+++ DATA ENTRIES

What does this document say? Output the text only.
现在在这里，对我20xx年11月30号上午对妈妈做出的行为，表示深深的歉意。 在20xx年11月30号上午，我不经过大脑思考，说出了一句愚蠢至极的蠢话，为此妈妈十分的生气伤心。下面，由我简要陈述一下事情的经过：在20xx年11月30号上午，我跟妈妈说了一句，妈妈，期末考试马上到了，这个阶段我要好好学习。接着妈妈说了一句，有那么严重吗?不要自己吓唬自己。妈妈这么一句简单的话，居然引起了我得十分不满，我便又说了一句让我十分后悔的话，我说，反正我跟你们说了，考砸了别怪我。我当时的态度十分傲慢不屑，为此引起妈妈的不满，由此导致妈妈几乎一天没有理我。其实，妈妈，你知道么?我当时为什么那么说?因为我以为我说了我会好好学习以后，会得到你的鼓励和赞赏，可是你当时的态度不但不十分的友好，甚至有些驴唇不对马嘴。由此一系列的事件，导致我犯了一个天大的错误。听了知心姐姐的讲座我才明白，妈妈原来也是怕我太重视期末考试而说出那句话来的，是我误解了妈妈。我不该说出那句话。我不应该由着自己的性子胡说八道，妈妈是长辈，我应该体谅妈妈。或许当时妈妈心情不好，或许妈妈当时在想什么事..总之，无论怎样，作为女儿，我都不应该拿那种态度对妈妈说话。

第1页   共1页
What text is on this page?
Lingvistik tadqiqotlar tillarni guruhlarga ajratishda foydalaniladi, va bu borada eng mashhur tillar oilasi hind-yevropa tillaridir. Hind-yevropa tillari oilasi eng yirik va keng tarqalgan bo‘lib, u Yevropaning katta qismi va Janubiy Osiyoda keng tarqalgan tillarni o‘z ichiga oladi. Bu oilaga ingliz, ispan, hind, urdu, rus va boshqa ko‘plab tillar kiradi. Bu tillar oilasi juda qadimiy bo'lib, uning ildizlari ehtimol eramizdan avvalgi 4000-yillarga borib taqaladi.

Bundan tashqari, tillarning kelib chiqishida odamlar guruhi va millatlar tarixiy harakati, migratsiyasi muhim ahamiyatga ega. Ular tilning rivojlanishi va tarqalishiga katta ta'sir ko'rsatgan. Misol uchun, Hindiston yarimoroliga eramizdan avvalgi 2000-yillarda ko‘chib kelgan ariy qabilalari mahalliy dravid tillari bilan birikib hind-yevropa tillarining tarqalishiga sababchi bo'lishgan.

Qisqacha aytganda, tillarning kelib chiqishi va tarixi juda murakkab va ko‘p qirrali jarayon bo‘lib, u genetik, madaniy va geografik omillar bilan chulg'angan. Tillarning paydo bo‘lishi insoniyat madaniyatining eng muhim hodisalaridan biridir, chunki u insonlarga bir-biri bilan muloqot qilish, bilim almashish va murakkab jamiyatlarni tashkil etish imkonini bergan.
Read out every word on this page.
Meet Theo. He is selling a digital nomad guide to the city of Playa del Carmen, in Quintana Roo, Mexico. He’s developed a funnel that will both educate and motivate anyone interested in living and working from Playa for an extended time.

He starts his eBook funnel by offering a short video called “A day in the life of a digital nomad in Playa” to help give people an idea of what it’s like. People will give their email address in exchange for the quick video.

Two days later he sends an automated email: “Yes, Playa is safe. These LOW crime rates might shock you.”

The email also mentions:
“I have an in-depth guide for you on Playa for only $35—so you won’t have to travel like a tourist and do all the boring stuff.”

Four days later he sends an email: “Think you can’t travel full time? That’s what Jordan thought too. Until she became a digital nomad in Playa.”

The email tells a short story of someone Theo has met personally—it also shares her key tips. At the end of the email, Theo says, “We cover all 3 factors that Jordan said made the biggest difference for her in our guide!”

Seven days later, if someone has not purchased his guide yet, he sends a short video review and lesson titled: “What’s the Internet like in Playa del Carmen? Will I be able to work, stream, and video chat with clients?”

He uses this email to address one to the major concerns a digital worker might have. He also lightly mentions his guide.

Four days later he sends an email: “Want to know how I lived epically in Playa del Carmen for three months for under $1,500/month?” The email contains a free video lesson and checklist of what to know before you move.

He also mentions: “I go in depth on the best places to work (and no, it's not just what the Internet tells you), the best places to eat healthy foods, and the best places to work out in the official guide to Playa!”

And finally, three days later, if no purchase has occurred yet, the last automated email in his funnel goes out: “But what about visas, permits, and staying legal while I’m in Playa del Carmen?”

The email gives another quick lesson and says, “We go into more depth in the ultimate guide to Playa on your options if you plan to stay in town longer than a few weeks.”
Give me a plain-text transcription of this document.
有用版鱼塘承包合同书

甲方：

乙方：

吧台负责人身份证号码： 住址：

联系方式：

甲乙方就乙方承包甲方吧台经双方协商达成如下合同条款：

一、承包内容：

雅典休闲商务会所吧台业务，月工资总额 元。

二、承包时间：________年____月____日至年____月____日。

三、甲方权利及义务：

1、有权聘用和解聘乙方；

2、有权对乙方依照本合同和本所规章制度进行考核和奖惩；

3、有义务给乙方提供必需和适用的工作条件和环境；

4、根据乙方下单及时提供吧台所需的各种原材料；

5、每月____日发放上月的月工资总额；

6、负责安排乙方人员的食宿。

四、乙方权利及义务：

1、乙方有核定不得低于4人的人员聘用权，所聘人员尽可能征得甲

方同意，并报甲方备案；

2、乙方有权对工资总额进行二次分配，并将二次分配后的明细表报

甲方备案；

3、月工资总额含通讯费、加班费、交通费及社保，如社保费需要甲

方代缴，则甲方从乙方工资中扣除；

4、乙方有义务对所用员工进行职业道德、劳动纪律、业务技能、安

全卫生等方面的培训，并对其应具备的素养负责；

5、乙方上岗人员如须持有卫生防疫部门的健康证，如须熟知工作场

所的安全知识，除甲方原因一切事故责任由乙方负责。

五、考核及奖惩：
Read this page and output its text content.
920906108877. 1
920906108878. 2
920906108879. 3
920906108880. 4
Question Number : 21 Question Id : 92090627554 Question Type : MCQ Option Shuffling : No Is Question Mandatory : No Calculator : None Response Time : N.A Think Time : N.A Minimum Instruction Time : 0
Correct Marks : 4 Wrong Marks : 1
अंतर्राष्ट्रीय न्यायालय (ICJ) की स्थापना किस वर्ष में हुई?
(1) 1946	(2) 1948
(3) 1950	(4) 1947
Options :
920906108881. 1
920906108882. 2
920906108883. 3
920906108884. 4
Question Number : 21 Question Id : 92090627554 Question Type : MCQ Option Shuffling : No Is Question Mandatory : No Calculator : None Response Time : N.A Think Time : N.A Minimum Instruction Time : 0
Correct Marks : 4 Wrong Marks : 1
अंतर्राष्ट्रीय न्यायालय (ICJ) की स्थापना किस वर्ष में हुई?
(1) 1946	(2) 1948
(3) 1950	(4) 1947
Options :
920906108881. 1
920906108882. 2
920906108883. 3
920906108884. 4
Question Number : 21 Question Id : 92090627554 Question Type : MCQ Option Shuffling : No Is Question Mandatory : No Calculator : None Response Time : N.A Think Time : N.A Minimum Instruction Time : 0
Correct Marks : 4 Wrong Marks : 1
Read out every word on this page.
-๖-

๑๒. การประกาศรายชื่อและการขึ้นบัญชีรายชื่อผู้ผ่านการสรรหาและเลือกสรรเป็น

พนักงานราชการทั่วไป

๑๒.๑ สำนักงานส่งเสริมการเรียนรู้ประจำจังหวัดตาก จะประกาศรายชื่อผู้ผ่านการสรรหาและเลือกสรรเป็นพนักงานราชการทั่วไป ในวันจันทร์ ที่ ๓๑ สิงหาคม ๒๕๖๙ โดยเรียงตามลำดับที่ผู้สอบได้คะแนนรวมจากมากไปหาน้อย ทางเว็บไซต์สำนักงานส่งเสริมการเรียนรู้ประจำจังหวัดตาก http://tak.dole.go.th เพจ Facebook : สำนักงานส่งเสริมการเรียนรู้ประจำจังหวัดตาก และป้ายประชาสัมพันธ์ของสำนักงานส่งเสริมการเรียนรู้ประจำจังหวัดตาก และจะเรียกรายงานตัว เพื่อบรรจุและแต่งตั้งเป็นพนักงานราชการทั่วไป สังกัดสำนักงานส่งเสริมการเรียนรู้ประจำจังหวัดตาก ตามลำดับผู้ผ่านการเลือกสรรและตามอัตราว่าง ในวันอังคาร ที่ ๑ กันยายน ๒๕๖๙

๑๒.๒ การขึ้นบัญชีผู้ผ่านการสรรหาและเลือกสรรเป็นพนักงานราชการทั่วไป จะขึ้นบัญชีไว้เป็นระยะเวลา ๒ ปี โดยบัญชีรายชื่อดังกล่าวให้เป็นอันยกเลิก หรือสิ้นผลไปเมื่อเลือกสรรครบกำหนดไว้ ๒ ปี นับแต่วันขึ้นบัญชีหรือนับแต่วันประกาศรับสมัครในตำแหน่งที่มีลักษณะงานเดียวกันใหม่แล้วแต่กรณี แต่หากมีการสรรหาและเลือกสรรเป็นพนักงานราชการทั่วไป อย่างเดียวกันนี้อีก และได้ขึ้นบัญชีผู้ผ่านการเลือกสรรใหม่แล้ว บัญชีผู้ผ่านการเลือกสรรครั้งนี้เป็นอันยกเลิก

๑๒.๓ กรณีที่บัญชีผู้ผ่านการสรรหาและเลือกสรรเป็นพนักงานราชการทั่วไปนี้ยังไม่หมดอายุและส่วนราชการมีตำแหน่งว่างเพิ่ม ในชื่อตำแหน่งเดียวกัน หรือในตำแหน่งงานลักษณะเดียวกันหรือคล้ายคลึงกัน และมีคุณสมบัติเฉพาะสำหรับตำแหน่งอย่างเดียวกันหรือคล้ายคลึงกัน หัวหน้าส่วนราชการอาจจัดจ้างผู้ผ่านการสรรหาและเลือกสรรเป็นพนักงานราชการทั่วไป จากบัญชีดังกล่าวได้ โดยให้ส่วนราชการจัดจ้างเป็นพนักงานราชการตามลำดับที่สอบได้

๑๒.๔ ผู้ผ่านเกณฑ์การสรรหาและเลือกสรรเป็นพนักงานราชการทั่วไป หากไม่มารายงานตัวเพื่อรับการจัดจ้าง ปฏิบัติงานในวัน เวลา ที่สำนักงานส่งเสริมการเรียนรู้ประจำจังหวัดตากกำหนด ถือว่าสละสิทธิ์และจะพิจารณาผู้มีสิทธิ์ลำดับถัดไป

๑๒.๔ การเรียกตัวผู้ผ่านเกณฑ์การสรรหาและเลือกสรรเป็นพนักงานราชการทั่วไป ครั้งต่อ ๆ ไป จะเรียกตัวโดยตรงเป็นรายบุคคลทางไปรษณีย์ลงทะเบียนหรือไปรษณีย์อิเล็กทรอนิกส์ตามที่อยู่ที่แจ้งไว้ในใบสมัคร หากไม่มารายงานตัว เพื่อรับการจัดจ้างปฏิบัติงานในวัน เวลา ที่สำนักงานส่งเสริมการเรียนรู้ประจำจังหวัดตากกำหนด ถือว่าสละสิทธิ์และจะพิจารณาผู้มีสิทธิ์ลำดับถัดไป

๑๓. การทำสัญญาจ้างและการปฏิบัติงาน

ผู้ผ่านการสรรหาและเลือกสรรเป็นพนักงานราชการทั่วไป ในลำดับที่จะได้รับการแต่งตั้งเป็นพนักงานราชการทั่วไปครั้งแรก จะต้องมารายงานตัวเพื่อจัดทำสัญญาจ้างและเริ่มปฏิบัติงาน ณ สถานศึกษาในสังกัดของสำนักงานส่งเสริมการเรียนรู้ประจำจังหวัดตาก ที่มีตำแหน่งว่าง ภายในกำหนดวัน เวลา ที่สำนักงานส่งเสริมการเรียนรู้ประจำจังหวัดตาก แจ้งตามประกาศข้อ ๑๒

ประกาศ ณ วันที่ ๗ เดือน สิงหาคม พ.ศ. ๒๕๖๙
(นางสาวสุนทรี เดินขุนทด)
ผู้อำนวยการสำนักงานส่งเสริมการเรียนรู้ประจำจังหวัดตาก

++++++

Extract every line from the records above that contains the word "address".

He starts his eBook funnel by offering a short video called “A day in the life of a digital nomad in Playa” to help give people an idea of what it’s like. People will give their email address in exchange for the quick video.
He uses this email to address one to the major concerns a digital worker might have. He also lightly mentions his guide.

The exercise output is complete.